*Directions*
Repeat what the lines below say, word for word, and skip every image.

--- Data in this exercise ---

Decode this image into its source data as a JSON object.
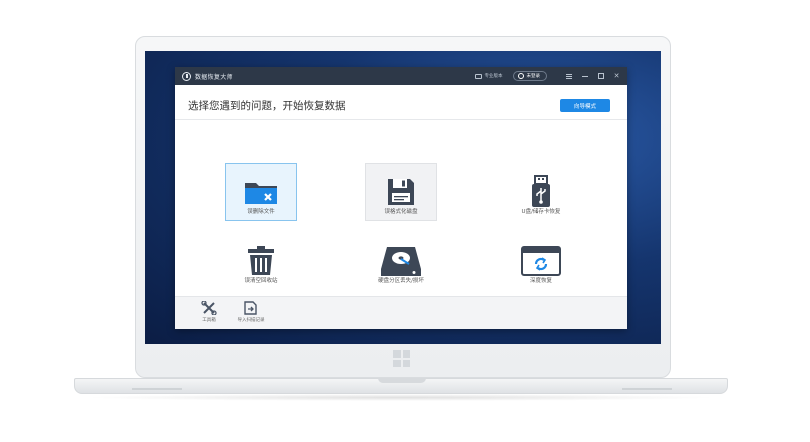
{
  "window": {
    "title": "数据恢复大师",
    "link_label": "专业版本",
    "login_label": "未登录"
  },
  "header": {
    "title": "选择您遇到的问题，开始恢复数据",
    "wizard_button": "向导模式"
  },
  "options": [
    {
      "label": "误删除文件",
      "icon": "folder-delete-icon",
      "state": "selected"
    },
    {
      "label": "误格式化磁盘",
      "icon": "floppy-disk-icon",
      "state": "hover"
    },
    {
      "label": "U盘/储存卡恢复",
      "icon": "usb-drive-icon",
      "state": "normal"
    },
    {
      "label": "误清空回收站",
      "icon": "trash-bin-icon",
      "state": "normal"
    },
    {
      "label": "硬盘分区丢失/损坏",
      "icon": "hard-disk-icon",
      "state": "normal"
    },
    {
      "label": "深度恢复",
      "icon": "deep-recovery-icon",
      "state": "normal"
    }
  ],
  "footer": {
    "tools": [
      {
        "label": "工具箱",
        "icon": "toolbox-icon"
      },
      {
        "label": "导入扫描记录",
        "icon": "import-record-icon"
      }
    ]
  },
  "colors": {
    "accent": "#1e88e5",
    "titlebar": "#2d3848",
    "icon": "#3d4756",
    "selected_bg": "#e8f4fd"
  }
}
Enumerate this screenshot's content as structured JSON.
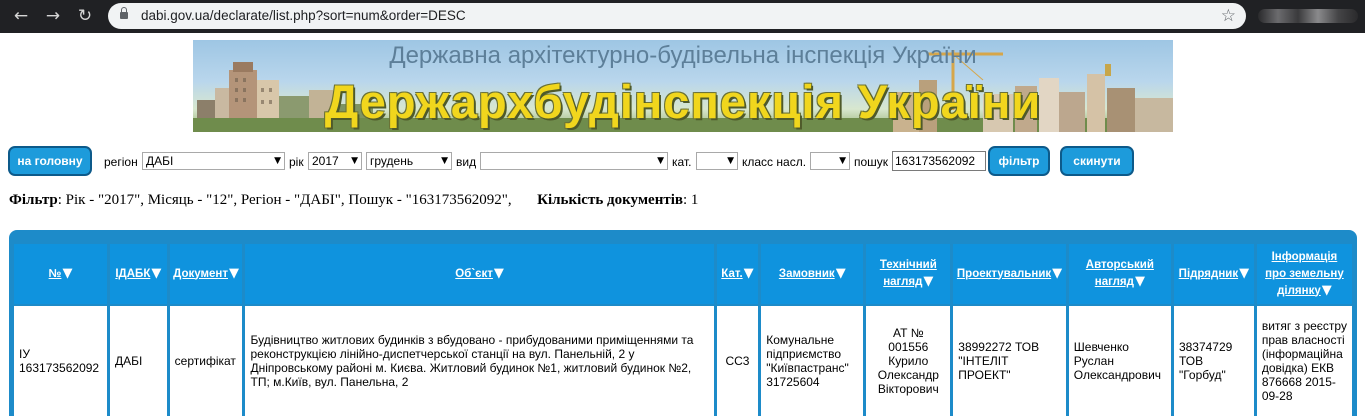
{
  "browser": {
    "url": "dabi.gov.ua/declarate/list.php?sort=num&order=DESC",
    "back_icon": "arrow-left-icon",
    "forward_icon": "arrow-right-icon",
    "reload_icon": "reload-icon",
    "star_icon": "bookmark-star-icon"
  },
  "banner": {
    "subtitle": "Державна архітектурно-будівельна інспекція України",
    "title": "Держархбудінспекція України"
  },
  "filters": {
    "home_button": "на головну",
    "region_label": "регіон",
    "region_value": "ДАБІ",
    "year_label": "рік",
    "year_value": "2017",
    "month_value": "грудень",
    "type_label": "вид",
    "type_value": "",
    "cat_label": "кат.",
    "cat_value": "",
    "class_label": "класс насл.",
    "class_value": "",
    "search_label": "пошук",
    "search_value": "163173562092",
    "filter_button": "фільтр",
    "reset_button": "скинути"
  },
  "summary": {
    "filter_label": "Фільтр",
    "filter_text": ": Рік - \"2017\", Місяць - \"12\", Регіон - \"ДАБІ\", Пошук - \"163173562092\",",
    "count_label": "Кількість документів",
    "count_value": ": 1"
  },
  "table": {
    "headers": [
      {
        "l1": "№",
        "l2": ""
      },
      {
        "l1": "ІДАБК",
        "l2": ""
      },
      {
        "l1": "Документ",
        "l2": ""
      },
      {
        "l1": "Об`єкт",
        "l2": ""
      },
      {
        "l1": "Кат.",
        "l2": ""
      },
      {
        "l1": "Замовник",
        "l2": ""
      },
      {
        "l1": "Технічний",
        "l2": "нагляд"
      },
      {
        "l1": "Проектувальник",
        "l2": ""
      },
      {
        "l1": "Авторський",
        "l2": "нагляд"
      },
      {
        "l1": "Підрядник",
        "l2": ""
      },
      {
        "l1": "Інформація про земельну",
        "l2": "ділянку"
      }
    ],
    "row": [
      "ІУ 163173562092",
      "ДАБІ",
      "сертифікат",
      "Будівництво житлових будинків з вбудовано - прибудованими приміщеннями та реконструкцією лінійно-диспетчерської станції на вул. Панельній, 2 у Дніпровському районі м. Києва. Житловий будинок №1, житловий будинок №2, ТП; м.Київ, вул. Панельна, 2",
      "СС3",
      "Комунальне підприємство \"Київпастранс\" 31725604",
      "АТ № 001556 Курило Олександр Вікторович",
      "38992272 ТОВ \"ІНТЕЛІТ ПРОЕКТ\"",
      "Шевченко Руслан Олександрович",
      "38374729 ТОВ \"Горбуд\"",
      "витяг з реєстру прав власності (інформаційна довідка) ЕКВ 876668 2015-09-28"
    ]
  }
}
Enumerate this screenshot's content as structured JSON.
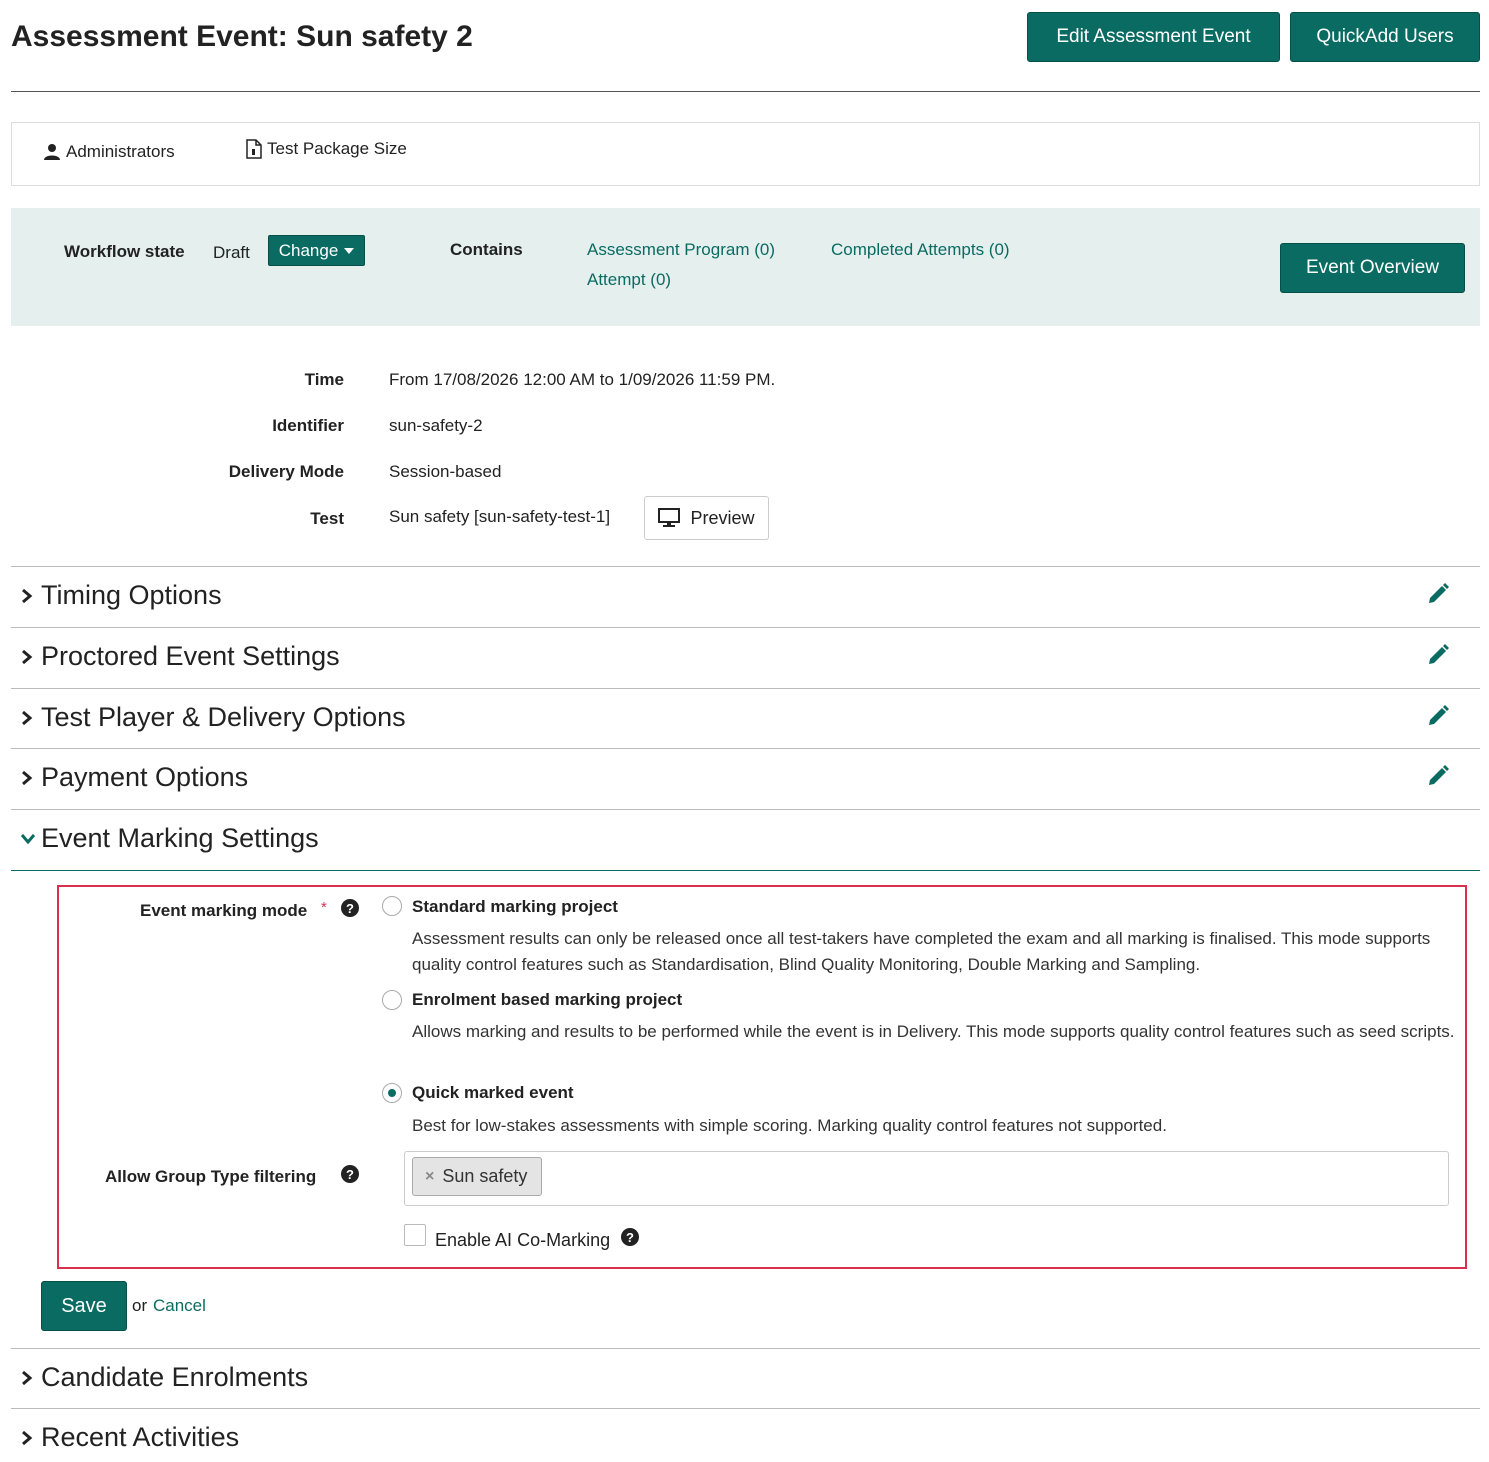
{
  "header": {
    "title": "Assessment Event: Sun safety 2",
    "edit_button": "Edit Assessment Event",
    "quickadd_button": "QuickAdd Users"
  },
  "tabs": [
    {
      "label": "Administrators",
      "icon": "user-icon"
    },
    {
      "label": "Test Package Size",
      "icon": "file-icon"
    }
  ],
  "workflow": {
    "state_label": "Workflow state",
    "state_value": "Draft",
    "change_button": "Change",
    "contains_label": "Contains",
    "links": [
      "Assessment Program (0)",
      "Completed Attempts (0)",
      "Attempt (0)"
    ],
    "overview_button": "Event Overview"
  },
  "details": {
    "time_label": "Time",
    "time_value": "From 17/08/2026 12:00 AM to 1/09/2026 11:59 PM.",
    "identifier_label": "Identifier",
    "identifier_value": "sun-safety-2",
    "delivery_label": "Delivery Mode",
    "delivery_value": "Session-based",
    "test_label": "Test",
    "test_value": "Sun safety [sun-safety-test-1]",
    "preview_button": "Preview"
  },
  "sections": [
    {
      "title": "Timing Options",
      "expanded": false,
      "editable": true
    },
    {
      "title": "Proctored Event Settings",
      "expanded": false,
      "editable": true
    },
    {
      "title": "Test Player & Delivery Options",
      "expanded": false,
      "editable": true
    },
    {
      "title": "Payment Options",
      "expanded": false,
      "editable": true
    },
    {
      "title": "Event Marking Settings",
      "expanded": true,
      "editable": false
    },
    {
      "title": "Candidate Enrolments",
      "expanded": false,
      "editable": false
    },
    {
      "title": "Recent Activities",
      "expanded": false,
      "editable": false
    }
  ],
  "marking": {
    "mode_label": "Event marking mode",
    "required_mark": "*",
    "options": [
      {
        "title": "Standard marking project",
        "selected": false,
        "desc": "Assessment results can only be released once all test-takers have completed the exam and all marking is finalised. This mode supports quality control features such as Standardisation, Blind Quality Monitoring, Double Marking and Sampling."
      },
      {
        "title": "Enrolment based marking project",
        "selected": false,
        "desc": "Allows marking and results to be performed while the event is in Delivery. This mode supports quality control features such as seed scripts."
      },
      {
        "title": "Quick marked event",
        "selected": true,
        "desc": "Best for low-stakes assessments with simple scoring. Marking quality control features not supported."
      }
    ],
    "group_filter_label": "Allow Group Type filtering",
    "group_filter_chip": "Sun safety",
    "ai_label": "Enable AI Co-Marking",
    "ai_checked": false,
    "save_button": "Save",
    "or_text": "or",
    "cancel_link": "Cancel"
  },
  "colors": {
    "accent": "#0a6b62",
    "highlight_border": "#d9304f",
    "workflow_bg": "#e4efee"
  }
}
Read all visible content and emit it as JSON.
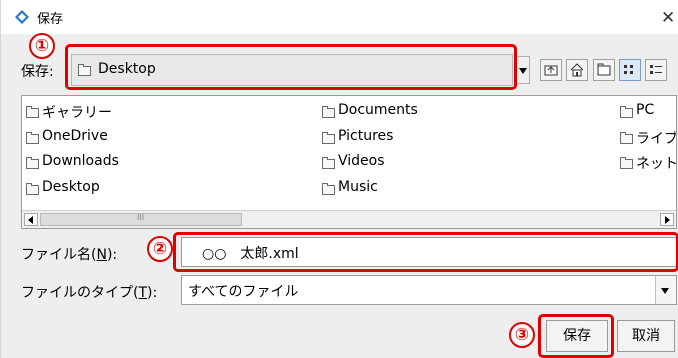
{
  "window": {
    "title": "保存",
    "close_glyph": "✕"
  },
  "save_in": {
    "label": "保存:",
    "value": "Desktop"
  },
  "toolbar": [
    "up-folder-icon",
    "home-icon",
    "new-folder-icon",
    "list-view-icon",
    "details-view-icon"
  ],
  "files": {
    "column1": [
      "ギャラリー",
      "OneDrive",
      "Downloads",
      "Desktop"
    ],
    "column2": [
      "Documents",
      "Pictures",
      "Videos",
      "Music"
    ],
    "column3": [
      "PC",
      "ライブ",
      "ネット"
    ]
  },
  "file_name": {
    "label_prefix": "ファイル名(",
    "mnemonic": "N",
    "label_suffix": "):",
    "value": "○○　太郎.xml"
  },
  "file_type": {
    "label_prefix": "ファイルのタイプ(",
    "mnemonic": "T",
    "label_suffix": "):",
    "value": "すべてのファイル"
  },
  "buttons": {
    "save": "保存",
    "cancel": "取消"
  },
  "annotations": {
    "m1": "①",
    "m2": "②",
    "m3": "③"
  },
  "colors": {
    "highlight": "#e00000",
    "selected_view": "#dde8f5"
  }
}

---

*Finished exercise*
Decode this image into its source data as a JSON object.
{
  "window": {
    "title": "数据恢复大师",
    "link_label": "专业版本",
    "login_label": "未登录"
  },
  "header": {
    "title": "选择您遇到的问题，开始恢复数据",
    "wizard_button": "向导模式"
  },
  "options": [
    {
      "label": "误删除文件",
      "icon": "folder-delete-icon",
      "state": "selected"
    },
    {
      "label": "误格式化磁盘",
      "icon": "floppy-disk-icon",
      "state": "hover"
    },
    {
      "label": "U盘/储存卡恢复",
      "icon": "usb-drive-icon",
      "state": "normal"
    },
    {
      "label": "误清空回收站",
      "icon": "trash-bin-icon",
      "state": "normal"
    },
    {
      "label": "硬盘分区丢失/损坏",
      "icon": "hard-disk-icon",
      "state": "normal"
    },
    {
      "label": "深度恢复",
      "icon": "deep-recovery-icon",
      "state": "normal"
    }
  ],
  "footer": {
    "tools": [
      {
        "label": "工具箱",
        "icon": "toolbox-icon"
      },
      {
        "label": "导入扫描记录",
        "icon": "import-record-icon"
      }
    ]
  },
  "colors": {
    "accent": "#1e88e5",
    "titlebar": "#2d3848",
    "icon": "#3d4756",
    "selected_bg": "#e8f4fd"
  }
}
Enumerate this screenshot's content as structured JSON.
{
  "browser": {
    "url": "dabi.gov.ua/declarate/list.php?sort=num&order=DESC",
    "back_icon": "arrow-left-icon",
    "forward_icon": "arrow-right-icon",
    "reload_icon": "reload-icon",
    "star_icon": "bookmark-star-icon"
  },
  "banner": {
    "subtitle": "Державна архітектурно-будівельна інспекція України",
    "title": "Держархбудінспекція України"
  },
  "filters": {
    "home_button": "на головну",
    "region_label": "регіон",
    "region_value": "ДАБІ",
    "year_label": "рік",
    "year_value": "2017",
    "month_value": "грудень",
    "type_label": "вид",
    "type_value": "",
    "cat_label": "кат.",
    "cat_value": "",
    "class_label": "класс насл.",
    "class_value": "",
    "search_label": "пошук",
    "search_value": "163173562092",
    "filter_button": "фільтр",
    "reset_button": "скинути"
  },
  "summary": {
    "filter_label": "Фільтр",
    "filter_text": ": Рік - \"2017\", Місяць - \"12\", Регіон - \"ДАБІ\", Пошук - \"163173562092\",",
    "count_label": "Кількість документів",
    "count_value": ": 1"
  },
  "table": {
    "headers": [
      {
        "l1": "№",
        "l2": ""
      },
      {
        "l1": "ІДАБК",
        "l2": ""
      },
      {
        "l1": "Документ",
        "l2": ""
      },
      {
        "l1": "Об`єкт",
        "l2": ""
      },
      {
        "l1": "Кат.",
        "l2": ""
      },
      {
        "l1": "Замовник",
        "l2": ""
      },
      {
        "l1": "Технічний",
        "l2": "нагляд"
      },
      {
        "l1": "Проектувальник",
        "l2": ""
      },
      {
        "l1": "Авторський",
        "l2": "нагляд"
      },
      {
        "l1": "Підрядник",
        "l2": ""
      },
      {
        "l1": "Інформація про земельну",
        "l2": "ділянку"
      }
    ],
    "row": [
      "ІУ 163173562092",
      "ДАБІ",
      "сертифікат",
      "Будівництво житлових будинків з вбудовано - прибудованими приміщеннями та реконструкцією лінійно-диспетчерської станції на вул. Панельній, 2 у Дніпровському районі м. Києва. Житловий будинок №1, житловий будинок №2, ТП; м.Київ, вул. Панельна, 2",
      "СС3",
      "Комунальне підприємство \"Київпастранс\" 31725604",
      "АТ № 001556 Курило Олександр Вікторович",
      "38992272 ТОВ \"ІНТЕЛІТ ПРОЕКТ\"",
      "Шевченко Руслан Олександрович",
      "38374729 ТОВ \"Горбуд\"",
      "витяг з реєстру прав власності (інформаційна довідка) ЕКВ 876668 2015-09-28"
    ]
  }
}
Enumerate this screenshot's content as structured JSON.
{
  "header": {
    "title": "Assessment Event: Sun safety 2",
    "edit_button": "Edit Assessment Event",
    "quickadd_button": "QuickAdd Users"
  },
  "tabs": [
    {
      "label": "Administrators",
      "icon": "user-icon"
    },
    {
      "label": "Test Package Size",
      "icon": "file-icon"
    }
  ],
  "workflow": {
    "state_label": "Workflow state",
    "state_value": "Draft",
    "change_button": "Change",
    "contains_label": "Contains",
    "links": [
      "Assessment Program (0)",
      "Completed Attempts (0)",
      "Attempt (0)"
    ],
    "overview_button": "Event Overview"
  },
  "details": {
    "time_label": "Time",
    "time_value": "From 17/08/2026 12:00 AM to 1/09/2026 11:59 PM.",
    "identifier_label": "Identifier",
    "identifier_value": "sun-safety-2",
    "delivery_label": "Delivery Mode",
    "delivery_value": "Session-based",
    "test_label": "Test",
    "test_value": "Sun safety [sun-safety-test-1]",
    "preview_button": "Preview"
  },
  "sections": [
    {
      "title": "Timing Options",
      "expanded": false,
      "editable": true
    },
    {
      "title": "Proctored Event Settings",
      "expanded": false,
      "editable": true
    },
    {
      "title": "Test Player & Delivery Options",
      "expanded": false,
      "editable": true
    },
    {
      "title": "Payment Options",
      "expanded": false,
      "editable": true
    },
    {
      "title": "Event Marking Settings",
      "expanded": true,
      "editable": false
    },
    {
      "title": "Candidate Enrolments",
      "expanded": false,
      "editable": false
    },
    {
      "title": "Recent Activities",
      "expanded": false,
      "editable": false
    }
  ],
  "marking": {
    "mode_label": "Event marking mode",
    "required_mark": "*",
    "options": [
      {
        "title": "Standard marking project",
        "selected": false,
        "desc": "Assessment results can only be released once all test-takers have completed the exam and all marking is finalised. This mode supports quality control features such as Standardisation, Blind Quality Monitoring, Double Marking and Sampling."
      },
      {
        "title": "Enrolment based marking project",
        "selected": false,
        "desc": "Allows marking and results to be performed while the event is in Delivery. This mode supports quality control features such as seed scripts."
      },
      {
        "title": "Quick marked event",
        "selected": true,
        "desc": "Best for low-stakes assessments with simple scoring. Marking quality control features not supported."
      }
    ],
    "group_filter_label": "Allow Group Type filtering",
    "group_filter_chip": "Sun safety",
    "ai_label": "Enable AI Co-Marking",
    "ai_checked": false,
    "save_button": "Save",
    "or_text": "or",
    "cancel_link": "Cancel"
  },
  "colors": {
    "accent": "#0a6b62",
    "highlight_border": "#d9304f",
    "workflow_bg": "#e4efee"
  }
}
Read all visible content and emit it as JSON.
{
  "window": {
    "title": "保存",
    "close_glyph": "✕"
  },
  "save_in": {
    "label": "保存:",
    "value": "Desktop"
  },
  "toolbar": [
    "up-folder-icon",
    "home-icon",
    "new-folder-icon",
    "list-view-icon",
    "details-view-icon"
  ],
  "files": {
    "column1": [
      "ギャラリー",
      "OneDrive",
      "Downloads",
      "Desktop"
    ],
    "column2": [
      "Documents",
      "Pictures",
      "Videos",
      "Music"
    ],
    "column3": [
      "PC",
      "ライブ",
      "ネット"
    ]
  },
  "file_name": {
    "label_prefix": "ファイル名(",
    "mnemonic": "N",
    "label_suffix": "):",
    "value": "○○　太郎.xml"
  },
  "file_type": {
    "label_prefix": "ファイルのタイプ(",
    "mnemonic": "T",
    "label_suffix": "):",
    "value": "すべてのファイル"
  },
  "buttons": {
    "save": "保存",
    "cancel": "取消"
  },
  "annotations": {
    "m1": "①",
    "m2": "②",
    "m3": "③"
  },
  "colors": {
    "highlight": "#e00000",
    "selected_view": "#dde8f5"
  }
}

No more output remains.